▶ [GOAL OF THE EXERCISE]:
Lines holding the string "settings" are the ones to copy from this listing.

Data records:

•••••

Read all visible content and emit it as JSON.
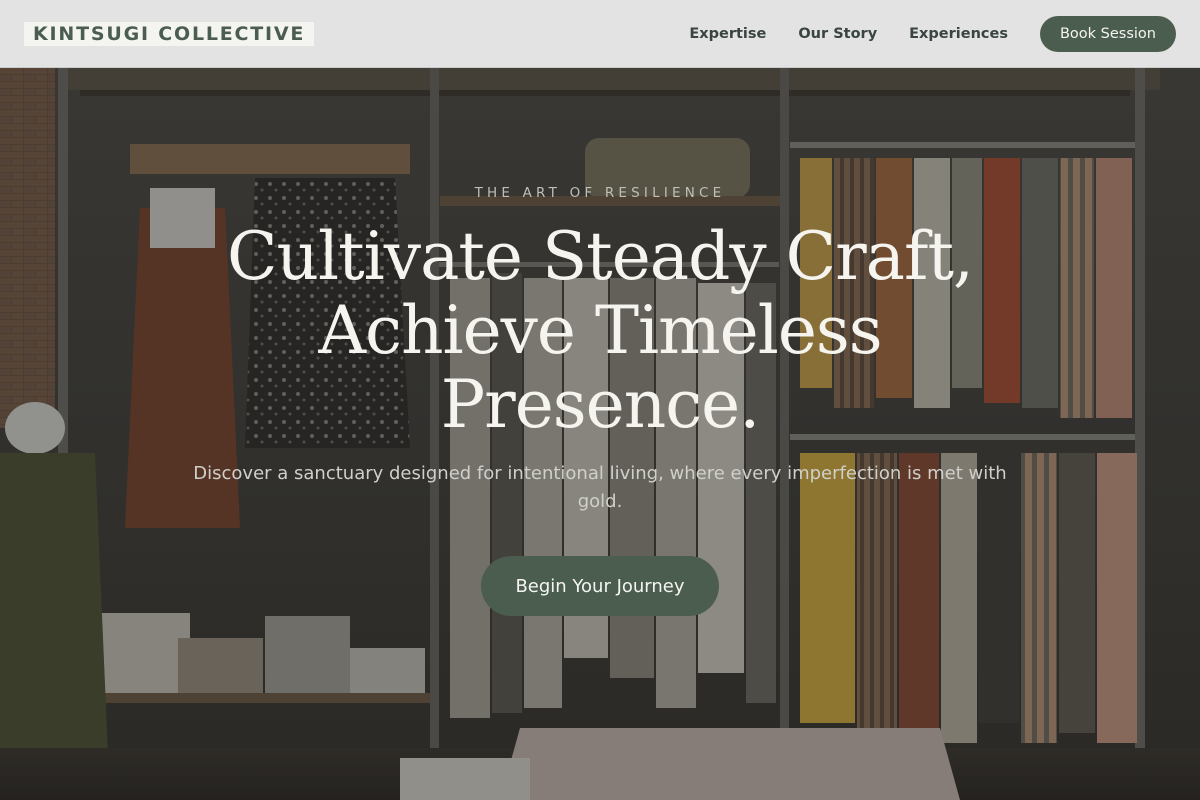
{
  "header": {
    "brand": "KINTSUGI COLLECTIVE",
    "nav": [
      {
        "label": "Expertise"
      },
      {
        "label": "Our Story"
      },
      {
        "label": "Experiences"
      }
    ],
    "cta_label": "Book Session"
  },
  "hero": {
    "eyebrow": "THE ART OF RESILIENCE",
    "headline_line1": "Cultivate Steady Craft,",
    "headline_line2": "Achieve Timeless",
    "headline_line3": "Presence.",
    "subtext": "Discover a sanctuary designed for intentional living, where every imperfection is met with gold.",
    "cta_label": "Begin Your Journey"
  },
  "colors": {
    "accent": "#4b5d4f",
    "nav_bg": "#e2e3e2",
    "brand_bg": "#f4f4f0",
    "headline": "#f6f4ee"
  }
}
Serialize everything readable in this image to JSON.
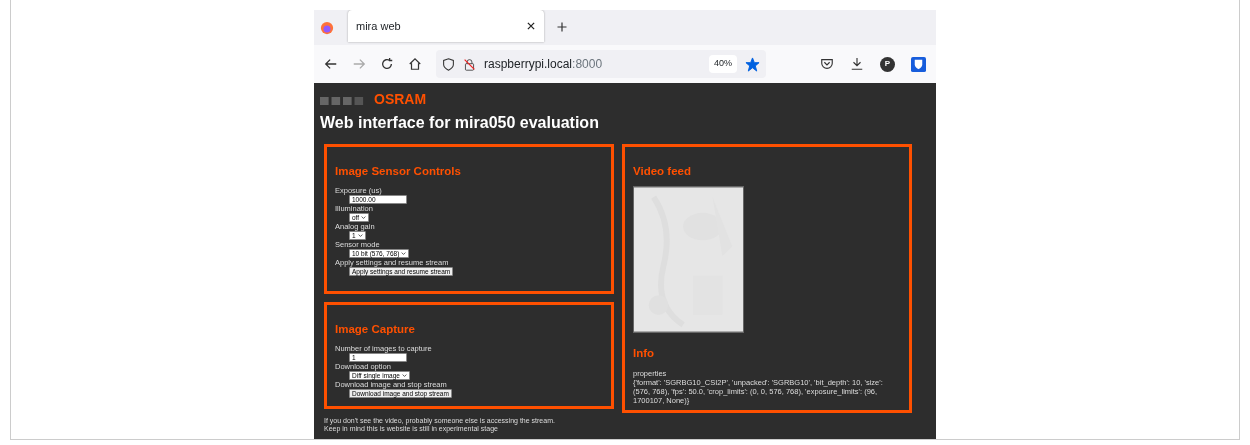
{
  "browser": {
    "tab_title": "mira web",
    "url_host": "raspberrypi.local",
    "url_port": ":8000",
    "zoom": "40%",
    "bookmarked": true,
    "profile_initial": "P"
  },
  "page": {
    "logo_osram": "OSRAM",
    "title": "Web interface for mira050 evaluation",
    "sensor_controls": {
      "heading": "Image Sensor Controls",
      "fields": [
        {
          "kind": "number",
          "label": "Exposure (us)",
          "value": "1000.00"
        },
        {
          "kind": "select",
          "label": "Illumination",
          "value": "off"
        },
        {
          "kind": "select",
          "label": "Analog gain",
          "value": "1"
        },
        {
          "kind": "select",
          "label": "Sensor mode",
          "value": "10 bit (576, 768)"
        },
        {
          "kind": "button",
          "label": "Apply settings and resume stream",
          "value": "Apply settings and resume stream"
        }
      ]
    },
    "capture": {
      "heading": "Image Capture",
      "fields": [
        {
          "kind": "number",
          "label": "Number of images to capture",
          "value": "1"
        },
        {
          "kind": "select",
          "label": "Download option",
          "value": "Diff single image"
        },
        {
          "kind": "button",
          "label": "Download image and stop stream",
          "value": "Download image and stop stream"
        }
      ]
    },
    "video": {
      "heading": "Video feed"
    },
    "info": {
      "heading": "Info",
      "label": "properties",
      "text": "{'format': 'SGRBG10_CSI2P', 'unpacked': 'SGRBG10', 'bit_depth': 10, 'size': (576, 768), 'fps': 50.0, 'crop_limits': (0, 0, 576, 768), 'exposure_limits': (96, 1700107, None)}"
    },
    "notes": [
      "If you don't see the video, probably someone else is accessing the stream.",
      "Keep in mind this is website is still in experimental stage"
    ]
  }
}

•••••

▶ [THE RESULT]:
          "label": "Apply settings and resume stream",
          "value": "Apply settings and resume stream"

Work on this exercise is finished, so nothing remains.